| Problem statement |
The records below are split into lines. How many of those lines contain the string "Trade"? Reply with the number only.

(Entries with figure data)
## START
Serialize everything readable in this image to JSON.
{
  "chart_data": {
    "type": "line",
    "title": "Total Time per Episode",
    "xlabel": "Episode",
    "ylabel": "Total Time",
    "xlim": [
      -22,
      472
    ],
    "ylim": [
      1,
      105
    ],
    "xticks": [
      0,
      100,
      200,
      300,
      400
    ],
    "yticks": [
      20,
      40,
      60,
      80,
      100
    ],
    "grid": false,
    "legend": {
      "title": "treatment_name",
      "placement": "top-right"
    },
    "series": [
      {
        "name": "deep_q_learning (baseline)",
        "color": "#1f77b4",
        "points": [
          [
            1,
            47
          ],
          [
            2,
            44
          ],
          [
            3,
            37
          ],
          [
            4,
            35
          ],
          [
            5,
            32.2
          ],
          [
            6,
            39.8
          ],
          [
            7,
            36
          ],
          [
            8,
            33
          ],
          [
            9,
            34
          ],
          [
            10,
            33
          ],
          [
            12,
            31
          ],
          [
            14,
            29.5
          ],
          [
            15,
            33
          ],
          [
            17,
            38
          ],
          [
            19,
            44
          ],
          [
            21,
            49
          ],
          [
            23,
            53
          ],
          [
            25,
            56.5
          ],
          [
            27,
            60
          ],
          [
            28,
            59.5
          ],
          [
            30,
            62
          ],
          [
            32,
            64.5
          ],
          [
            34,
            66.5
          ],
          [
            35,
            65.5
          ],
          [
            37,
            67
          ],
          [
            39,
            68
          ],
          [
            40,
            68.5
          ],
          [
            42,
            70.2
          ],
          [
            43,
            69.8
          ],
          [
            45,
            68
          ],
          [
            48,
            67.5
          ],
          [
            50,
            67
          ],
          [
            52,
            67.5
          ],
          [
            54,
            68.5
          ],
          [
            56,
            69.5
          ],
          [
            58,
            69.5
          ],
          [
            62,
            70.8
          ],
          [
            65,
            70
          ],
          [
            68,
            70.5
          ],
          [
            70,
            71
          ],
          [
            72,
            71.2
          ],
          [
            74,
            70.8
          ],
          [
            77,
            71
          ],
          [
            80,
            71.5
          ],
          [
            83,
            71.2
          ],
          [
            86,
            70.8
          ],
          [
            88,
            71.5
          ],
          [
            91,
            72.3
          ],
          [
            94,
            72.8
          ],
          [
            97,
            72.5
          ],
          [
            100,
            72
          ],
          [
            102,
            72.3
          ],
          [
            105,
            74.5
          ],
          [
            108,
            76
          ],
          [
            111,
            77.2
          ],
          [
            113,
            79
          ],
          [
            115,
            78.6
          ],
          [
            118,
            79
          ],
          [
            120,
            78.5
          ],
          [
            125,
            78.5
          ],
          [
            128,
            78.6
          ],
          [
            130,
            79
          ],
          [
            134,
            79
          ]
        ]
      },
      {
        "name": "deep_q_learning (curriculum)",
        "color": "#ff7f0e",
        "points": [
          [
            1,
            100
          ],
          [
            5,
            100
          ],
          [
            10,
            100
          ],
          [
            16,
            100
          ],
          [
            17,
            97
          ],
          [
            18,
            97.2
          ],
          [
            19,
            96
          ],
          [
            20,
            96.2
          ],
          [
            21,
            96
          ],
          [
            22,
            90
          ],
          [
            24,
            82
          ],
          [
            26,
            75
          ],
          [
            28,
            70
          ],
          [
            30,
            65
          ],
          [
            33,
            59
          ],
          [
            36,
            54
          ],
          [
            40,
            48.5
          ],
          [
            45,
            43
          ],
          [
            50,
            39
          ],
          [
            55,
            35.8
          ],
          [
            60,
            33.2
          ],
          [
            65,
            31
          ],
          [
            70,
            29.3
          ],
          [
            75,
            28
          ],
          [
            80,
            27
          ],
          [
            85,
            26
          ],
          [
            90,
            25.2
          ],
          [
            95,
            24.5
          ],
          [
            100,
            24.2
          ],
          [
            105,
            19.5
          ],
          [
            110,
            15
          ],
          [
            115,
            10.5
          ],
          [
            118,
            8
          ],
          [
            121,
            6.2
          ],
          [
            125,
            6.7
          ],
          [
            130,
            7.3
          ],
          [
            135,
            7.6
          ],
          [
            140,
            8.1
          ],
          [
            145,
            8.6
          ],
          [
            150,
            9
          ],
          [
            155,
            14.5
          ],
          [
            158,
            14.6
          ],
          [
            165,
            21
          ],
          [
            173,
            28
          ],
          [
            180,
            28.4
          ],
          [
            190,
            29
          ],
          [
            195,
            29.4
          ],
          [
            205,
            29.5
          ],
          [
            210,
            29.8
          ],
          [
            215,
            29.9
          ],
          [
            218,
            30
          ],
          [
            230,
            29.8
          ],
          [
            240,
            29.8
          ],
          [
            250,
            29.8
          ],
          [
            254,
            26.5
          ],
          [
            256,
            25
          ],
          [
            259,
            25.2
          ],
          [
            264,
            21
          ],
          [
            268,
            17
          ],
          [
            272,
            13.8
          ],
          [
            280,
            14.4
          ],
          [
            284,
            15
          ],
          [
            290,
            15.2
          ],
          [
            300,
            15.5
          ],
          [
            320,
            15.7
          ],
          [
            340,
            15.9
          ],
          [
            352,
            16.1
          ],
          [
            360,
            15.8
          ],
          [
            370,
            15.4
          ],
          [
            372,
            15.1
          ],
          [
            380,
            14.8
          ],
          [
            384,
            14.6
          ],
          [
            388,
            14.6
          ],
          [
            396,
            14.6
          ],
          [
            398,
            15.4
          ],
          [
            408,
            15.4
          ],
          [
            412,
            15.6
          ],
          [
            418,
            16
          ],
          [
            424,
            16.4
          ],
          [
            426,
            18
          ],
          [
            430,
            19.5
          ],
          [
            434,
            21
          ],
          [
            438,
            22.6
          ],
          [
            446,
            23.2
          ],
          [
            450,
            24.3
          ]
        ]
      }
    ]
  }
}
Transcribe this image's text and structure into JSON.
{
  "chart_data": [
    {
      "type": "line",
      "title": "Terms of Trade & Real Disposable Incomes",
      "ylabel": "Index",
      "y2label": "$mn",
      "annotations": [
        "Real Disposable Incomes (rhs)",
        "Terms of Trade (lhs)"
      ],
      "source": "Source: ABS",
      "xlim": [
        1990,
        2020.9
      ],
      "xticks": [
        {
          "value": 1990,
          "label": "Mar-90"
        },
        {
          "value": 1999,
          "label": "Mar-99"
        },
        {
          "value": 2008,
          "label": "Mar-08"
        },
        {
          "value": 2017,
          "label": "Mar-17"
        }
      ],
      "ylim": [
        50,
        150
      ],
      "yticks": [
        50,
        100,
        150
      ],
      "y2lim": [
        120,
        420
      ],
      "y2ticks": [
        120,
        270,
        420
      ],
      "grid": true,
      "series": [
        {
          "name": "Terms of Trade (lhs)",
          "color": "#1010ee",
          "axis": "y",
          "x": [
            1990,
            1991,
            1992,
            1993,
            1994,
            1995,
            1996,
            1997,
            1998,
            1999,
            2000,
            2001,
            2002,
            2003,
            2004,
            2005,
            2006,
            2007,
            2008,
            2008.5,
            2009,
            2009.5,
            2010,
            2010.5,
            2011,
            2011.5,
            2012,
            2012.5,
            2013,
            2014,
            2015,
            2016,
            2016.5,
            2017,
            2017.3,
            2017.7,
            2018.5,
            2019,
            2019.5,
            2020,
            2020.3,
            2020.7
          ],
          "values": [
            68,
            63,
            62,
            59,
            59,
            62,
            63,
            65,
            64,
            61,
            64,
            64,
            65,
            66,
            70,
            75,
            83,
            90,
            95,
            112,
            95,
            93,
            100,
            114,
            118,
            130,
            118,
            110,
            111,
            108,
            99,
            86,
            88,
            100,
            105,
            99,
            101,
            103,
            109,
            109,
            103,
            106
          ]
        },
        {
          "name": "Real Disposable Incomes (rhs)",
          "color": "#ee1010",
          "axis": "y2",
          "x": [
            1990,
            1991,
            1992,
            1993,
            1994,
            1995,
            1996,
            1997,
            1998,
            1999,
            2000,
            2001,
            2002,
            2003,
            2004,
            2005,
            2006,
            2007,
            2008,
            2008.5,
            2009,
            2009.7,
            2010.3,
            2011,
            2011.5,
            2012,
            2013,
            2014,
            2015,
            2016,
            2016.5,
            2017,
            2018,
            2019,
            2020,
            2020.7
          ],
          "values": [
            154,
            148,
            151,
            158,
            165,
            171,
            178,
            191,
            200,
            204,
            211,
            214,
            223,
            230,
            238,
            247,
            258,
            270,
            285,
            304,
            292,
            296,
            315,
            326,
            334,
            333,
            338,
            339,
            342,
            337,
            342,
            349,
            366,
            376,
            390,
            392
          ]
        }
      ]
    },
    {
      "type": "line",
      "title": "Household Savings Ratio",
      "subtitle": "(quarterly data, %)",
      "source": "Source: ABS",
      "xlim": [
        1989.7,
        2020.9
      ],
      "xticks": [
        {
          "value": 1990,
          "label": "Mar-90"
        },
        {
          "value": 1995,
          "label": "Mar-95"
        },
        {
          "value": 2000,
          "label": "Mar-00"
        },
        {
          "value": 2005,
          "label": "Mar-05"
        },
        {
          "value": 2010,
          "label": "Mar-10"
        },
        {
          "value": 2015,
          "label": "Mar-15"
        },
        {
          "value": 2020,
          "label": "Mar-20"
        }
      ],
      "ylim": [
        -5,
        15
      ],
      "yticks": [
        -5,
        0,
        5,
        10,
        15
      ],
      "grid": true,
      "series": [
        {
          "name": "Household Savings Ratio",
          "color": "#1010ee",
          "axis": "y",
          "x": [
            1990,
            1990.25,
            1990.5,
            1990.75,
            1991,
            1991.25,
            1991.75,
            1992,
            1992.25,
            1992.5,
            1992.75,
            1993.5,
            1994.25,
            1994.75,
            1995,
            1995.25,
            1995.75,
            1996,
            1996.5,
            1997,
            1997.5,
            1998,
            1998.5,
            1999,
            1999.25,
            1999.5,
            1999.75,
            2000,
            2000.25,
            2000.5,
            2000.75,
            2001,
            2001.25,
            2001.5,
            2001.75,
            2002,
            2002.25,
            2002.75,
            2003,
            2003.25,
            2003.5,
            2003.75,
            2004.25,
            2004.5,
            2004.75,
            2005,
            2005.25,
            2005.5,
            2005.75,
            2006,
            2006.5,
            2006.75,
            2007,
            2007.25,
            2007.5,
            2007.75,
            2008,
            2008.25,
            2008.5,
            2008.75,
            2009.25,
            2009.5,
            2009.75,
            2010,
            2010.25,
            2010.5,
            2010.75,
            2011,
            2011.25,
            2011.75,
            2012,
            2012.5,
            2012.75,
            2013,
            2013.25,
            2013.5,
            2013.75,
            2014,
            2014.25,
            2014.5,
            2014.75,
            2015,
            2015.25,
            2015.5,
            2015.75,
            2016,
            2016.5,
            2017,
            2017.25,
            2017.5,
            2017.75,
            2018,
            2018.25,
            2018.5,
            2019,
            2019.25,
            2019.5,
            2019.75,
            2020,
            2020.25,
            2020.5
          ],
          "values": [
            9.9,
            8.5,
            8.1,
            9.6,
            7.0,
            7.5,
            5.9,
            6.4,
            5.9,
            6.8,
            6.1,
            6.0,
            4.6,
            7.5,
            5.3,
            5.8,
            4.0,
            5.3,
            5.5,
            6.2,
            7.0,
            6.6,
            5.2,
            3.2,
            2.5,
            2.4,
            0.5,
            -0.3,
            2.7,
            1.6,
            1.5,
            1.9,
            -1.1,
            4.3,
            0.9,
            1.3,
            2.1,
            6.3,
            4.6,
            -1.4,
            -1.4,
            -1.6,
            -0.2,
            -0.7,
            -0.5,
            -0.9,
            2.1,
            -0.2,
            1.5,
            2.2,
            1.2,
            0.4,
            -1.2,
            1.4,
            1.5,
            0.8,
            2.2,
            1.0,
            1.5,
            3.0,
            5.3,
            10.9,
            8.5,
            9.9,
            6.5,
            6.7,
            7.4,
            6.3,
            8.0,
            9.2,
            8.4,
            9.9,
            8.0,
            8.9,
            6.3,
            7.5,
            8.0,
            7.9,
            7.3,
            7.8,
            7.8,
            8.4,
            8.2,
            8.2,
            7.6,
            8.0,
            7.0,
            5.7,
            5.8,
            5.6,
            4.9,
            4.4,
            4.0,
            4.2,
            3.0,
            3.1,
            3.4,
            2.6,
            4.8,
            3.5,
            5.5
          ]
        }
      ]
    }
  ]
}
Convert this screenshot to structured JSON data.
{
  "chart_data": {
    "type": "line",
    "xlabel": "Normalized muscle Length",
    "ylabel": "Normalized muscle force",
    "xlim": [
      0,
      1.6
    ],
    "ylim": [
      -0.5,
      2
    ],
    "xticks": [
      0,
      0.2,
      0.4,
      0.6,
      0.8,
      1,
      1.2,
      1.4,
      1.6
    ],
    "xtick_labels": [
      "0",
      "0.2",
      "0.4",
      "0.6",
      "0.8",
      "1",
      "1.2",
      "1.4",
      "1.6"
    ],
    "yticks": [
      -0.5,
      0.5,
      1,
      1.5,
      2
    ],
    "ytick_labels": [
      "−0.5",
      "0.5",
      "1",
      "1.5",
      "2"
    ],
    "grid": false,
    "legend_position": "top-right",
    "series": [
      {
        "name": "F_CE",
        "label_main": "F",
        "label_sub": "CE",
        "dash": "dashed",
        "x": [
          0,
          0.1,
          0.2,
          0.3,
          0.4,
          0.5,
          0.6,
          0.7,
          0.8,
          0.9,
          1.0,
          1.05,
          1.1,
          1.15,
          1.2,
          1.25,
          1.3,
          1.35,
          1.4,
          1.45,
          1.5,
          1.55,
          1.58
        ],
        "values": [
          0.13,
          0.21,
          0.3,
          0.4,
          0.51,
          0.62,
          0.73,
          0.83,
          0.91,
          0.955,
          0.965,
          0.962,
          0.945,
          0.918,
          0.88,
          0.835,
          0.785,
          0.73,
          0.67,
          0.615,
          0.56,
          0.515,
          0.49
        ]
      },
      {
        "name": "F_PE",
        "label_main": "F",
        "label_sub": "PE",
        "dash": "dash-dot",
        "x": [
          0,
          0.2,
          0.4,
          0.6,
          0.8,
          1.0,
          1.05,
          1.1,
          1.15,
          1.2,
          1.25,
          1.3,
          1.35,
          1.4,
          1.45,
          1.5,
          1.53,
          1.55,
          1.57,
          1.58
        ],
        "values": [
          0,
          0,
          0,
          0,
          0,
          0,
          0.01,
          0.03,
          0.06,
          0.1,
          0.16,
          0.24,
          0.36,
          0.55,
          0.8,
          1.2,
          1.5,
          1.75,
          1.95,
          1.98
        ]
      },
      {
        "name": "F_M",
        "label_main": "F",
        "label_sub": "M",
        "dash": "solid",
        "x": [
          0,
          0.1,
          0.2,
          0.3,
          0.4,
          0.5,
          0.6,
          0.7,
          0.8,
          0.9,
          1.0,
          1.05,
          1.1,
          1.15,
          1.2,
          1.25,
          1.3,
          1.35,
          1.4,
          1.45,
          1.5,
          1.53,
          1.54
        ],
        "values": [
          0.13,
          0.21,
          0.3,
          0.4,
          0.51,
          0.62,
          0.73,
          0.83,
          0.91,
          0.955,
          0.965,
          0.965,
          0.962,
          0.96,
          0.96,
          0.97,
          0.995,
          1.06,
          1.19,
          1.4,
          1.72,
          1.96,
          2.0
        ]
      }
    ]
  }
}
## END
| The answer |
3